_Task to carry out_
Search the material for the string "Orthophosphate", then return every line where it is found.

_Items from a data source_
──────────
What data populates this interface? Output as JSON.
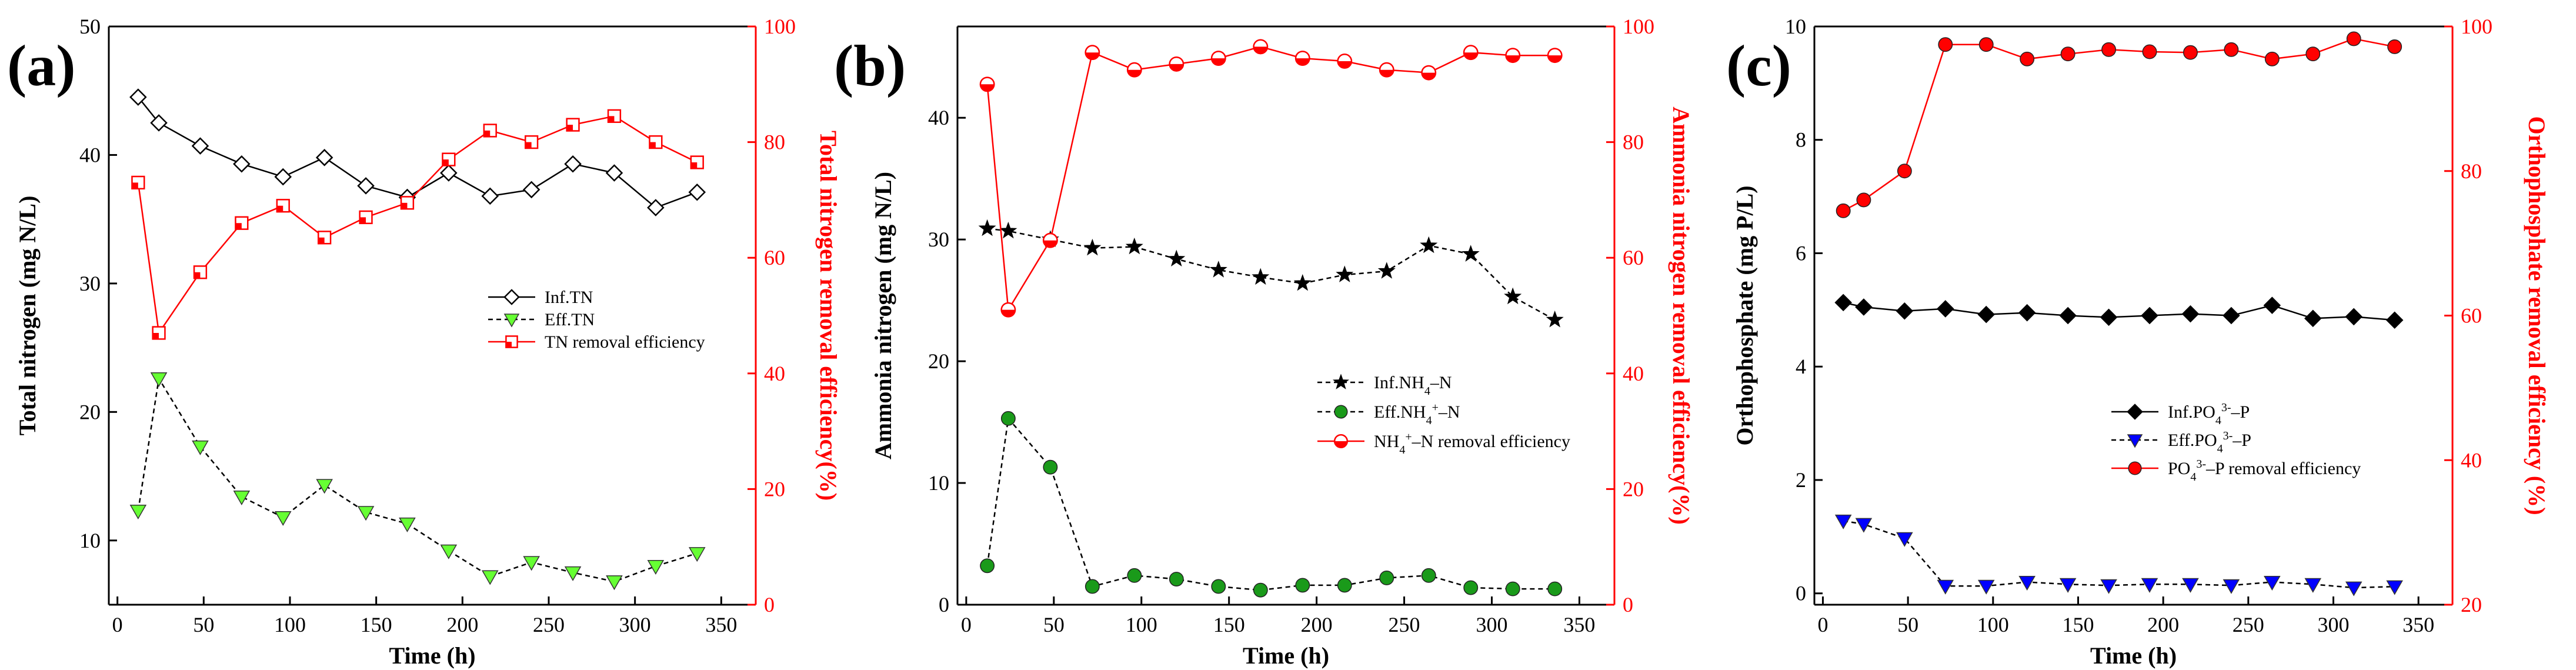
{
  "chart_data": [
    {
      "type": "line",
      "panel_label": "(a)",
      "xlabel": "Time (h)",
      "ylabel_left": "Total nitrogen (mg N/L)",
      "ylabel_right": "Total nitrogen removal efficiency(%)",
      "xlim": [
        -5,
        370
      ],
      "ylim_left": [
        5,
        50
      ],
      "ylim_right": [
        0,
        100
      ],
      "xticks": [
        "0",
        "50",
        "100",
        "150",
        "200",
        "250",
        "300",
        "350"
      ],
      "yticks_left": [
        "10",
        "20",
        "30",
        "40",
        "50"
      ],
      "yticks_right": [
        "0",
        "20",
        "40",
        "60",
        "80",
        "100"
      ],
      "legend_position": "center-right",
      "series": [
        {
          "name": "Inf.TN",
          "axis": "left",
          "color": "#000000",
          "marker": "diamond-open",
          "style": "solid",
          "x": [
            12,
            24,
            48,
            72,
            96,
            120,
            144,
            168,
            192,
            216,
            240,
            264,
            288,
            312,
            336
          ],
          "values": [
            44.5,
            42.5,
            40.7,
            39.3,
            38.3,
            39.8,
            37.6,
            36.7,
            38.6,
            36.8,
            37.3,
            39.3,
            38.6,
            35.9,
            37.1
          ]
        },
        {
          "name": "Eff.TN",
          "axis": "left",
          "color": "#66ff33",
          "marker": "triangle-down",
          "style": "dashed",
          "x": [
            12,
            24,
            48,
            72,
            96,
            120,
            144,
            168,
            192,
            216,
            240,
            264,
            288,
            312,
            336
          ],
          "values": [
            12.3,
            22.6,
            17.3,
            13.4,
            11.8,
            14.3,
            12.2,
            11.3,
            9.2,
            7.2,
            8.3,
            7.5,
            6.8,
            8.0,
            9.0
          ]
        },
        {
          "name": "TN removal efficiency",
          "axis": "right",
          "color": "#ff0000",
          "marker": "square-half",
          "style": "solid",
          "x": [
            12,
            24,
            48,
            72,
            96,
            120,
            144,
            168,
            192,
            216,
            240,
            264,
            288,
            312,
            336
          ],
          "values": [
            73,
            47,
            57.5,
            66,
            69,
            63.5,
            67,
            69.5,
            77,
            82,
            80,
            83,
            84.5,
            80,
            76.5
          ]
        }
      ]
    },
    {
      "type": "line",
      "panel_label": "(b)",
      "xlabel": "Time (h)",
      "ylabel_left": "Ammonia nitrogen (mg N/L)",
      "ylabel_right": "Ammonia nitrogen removal efficiency(%)",
      "xlim": [
        -5,
        370
      ],
      "ylim_left": [
        0,
        47.5
      ],
      "ylim_right": [
        0,
        100
      ],
      "xticks": [
        "0",
        "50",
        "100",
        "150",
        "200",
        "250",
        "300",
        "350"
      ],
      "yticks_left": [
        "0",
        "10",
        "20",
        "30",
        "40"
      ],
      "yticks_right": [
        "0",
        "20",
        "40",
        "60",
        "80",
        "100"
      ],
      "legend_position": "center-right",
      "series": [
        {
          "name": "Inf.NH4+-N",
          "legend_text": "Inf.NH",
          "legend_sub": "4",
          "legend_suffix": "–N",
          "axis": "left",
          "color": "#000000",
          "marker": "star",
          "style": "dashed",
          "x": [
            12,
            24,
            48,
            72,
            96,
            120,
            144,
            168,
            192,
            216,
            240,
            264,
            288,
            312,
            336
          ],
          "values": [
            30.9,
            30.7,
            30.0,
            29.3,
            29.4,
            28.4,
            27.5,
            26.9,
            26.4,
            27.1,
            27.4,
            29.5,
            28.8,
            25.3,
            23.4
          ]
        },
        {
          "name": "Eff.NH4+-N",
          "legend_text": "Eff.NH",
          "legend_sub": "4",
          "legend_sup": "+",
          "legend_suffix": "–N",
          "axis": "left",
          "color": "#1a9a1a",
          "marker": "circle-filled",
          "style": "dashed",
          "x": [
            12,
            24,
            48,
            72,
            96,
            120,
            144,
            168,
            192,
            216,
            240,
            264,
            288,
            312,
            336
          ],
          "values": [
            3.2,
            15.3,
            11.3,
            1.5,
            2.4,
            2.1,
            1.5,
            1.2,
            1.6,
            1.6,
            2.2,
            2.4,
            1.4,
            1.3,
            1.3
          ]
        },
        {
          "name": "NH4+-N removal efficiency",
          "legend_text": "NH",
          "legend_sub": "4",
          "legend_sup": "+",
          "legend_suffix": "–N removal efficiency",
          "axis": "right",
          "color": "#ff0000",
          "marker": "circle-half",
          "style": "solid",
          "x": [
            12,
            24,
            48,
            72,
            96,
            120,
            144,
            168,
            192,
            216,
            240,
            264,
            288,
            312,
            336
          ],
          "values": [
            90,
            51,
            63,
            95.5,
            92.5,
            93.5,
            94.5,
            96.5,
            94.5,
            94,
            92.5,
            92,
            95.5,
            95,
            95
          ]
        }
      ]
    },
    {
      "type": "line",
      "panel_label": "(c)",
      "xlabel": "Time (h)",
      "ylabel_left": "Orthophosphate (mg P/L)",
      "ylabel_right": "Orthophosphate removal efficiency (%)",
      "xlim": [
        -5,
        370
      ],
      "ylim_left": [
        -0.2,
        10
      ],
      "ylim_right": [
        20,
        100
      ],
      "xticks": [
        "0",
        "50",
        "100",
        "150",
        "200",
        "250",
        "300",
        "350"
      ],
      "yticks_left": [
        "0",
        "2",
        "4",
        "6",
        "8",
        "10"
      ],
      "yticks_right": [
        "20",
        "40",
        "60",
        "80",
        "100"
      ],
      "legend_position": "bottom-right",
      "series": [
        {
          "name": "Inf.PO43--P",
          "legend_text": "Inf.PO",
          "legend_sub": "4",
          "legend_sup": "3-",
          "legend_suffix": "–P",
          "axis": "left",
          "color": "#000000",
          "marker": "diamond-filled",
          "style": "solid",
          "x": [
            12,
            24,
            48,
            72,
            96,
            120,
            144,
            168,
            192,
            216,
            240,
            264,
            288,
            312,
            336
          ],
          "values": [
            5.13,
            5.05,
            4.98,
            5.02,
            4.92,
            4.95,
            4.9,
            4.87,
            4.9,
            4.93,
            4.9,
            5.08,
            4.85,
            4.88,
            4.82
          ]
        },
        {
          "name": "Eff.PO43--P",
          "legend_text": "Eff.PO",
          "legend_sub": "4",
          "legend_sup": "3-",
          "legend_suffix": "–P",
          "axis": "left",
          "color": "#0000ff",
          "marker": "triangle-down",
          "style": "dashed",
          "x": [
            12,
            24,
            48,
            72,
            96,
            120,
            144,
            168,
            192,
            216,
            240,
            264,
            288,
            312,
            336
          ],
          "values": [
            1.28,
            1.22,
            0.97,
            0.13,
            0.13,
            0.2,
            0.16,
            0.14,
            0.16,
            0.16,
            0.14,
            0.2,
            0.16,
            0.1,
            0.12
          ]
        },
        {
          "name": "PO43--P removal efficiency",
          "legend_text": "PO",
          "legend_sub": "4",
          "legend_sup": "3-",
          "legend_suffix": "–P removal efficiency",
          "axis": "right",
          "color": "#ff0000",
          "marker": "circle-filled",
          "style": "solid",
          "x": [
            12,
            24,
            48,
            72,
            96,
            120,
            144,
            168,
            192,
            216,
            240,
            264,
            288,
            312,
            336
          ],
          "values": [
            74.5,
            76,
            80,
            97.5,
            97.5,
            95.5,
            96.2,
            96.8,
            96.5,
            96.4,
            96.8,
            95.5,
            96.2,
            98.3,
            97.2
          ]
        }
      ]
    }
  ]
}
──────────
_In response_
      "ylabel_left": "Orthophosphate (mg P/L)",
      "ylabel_right": "Orthophosphate removal efficiency (%)",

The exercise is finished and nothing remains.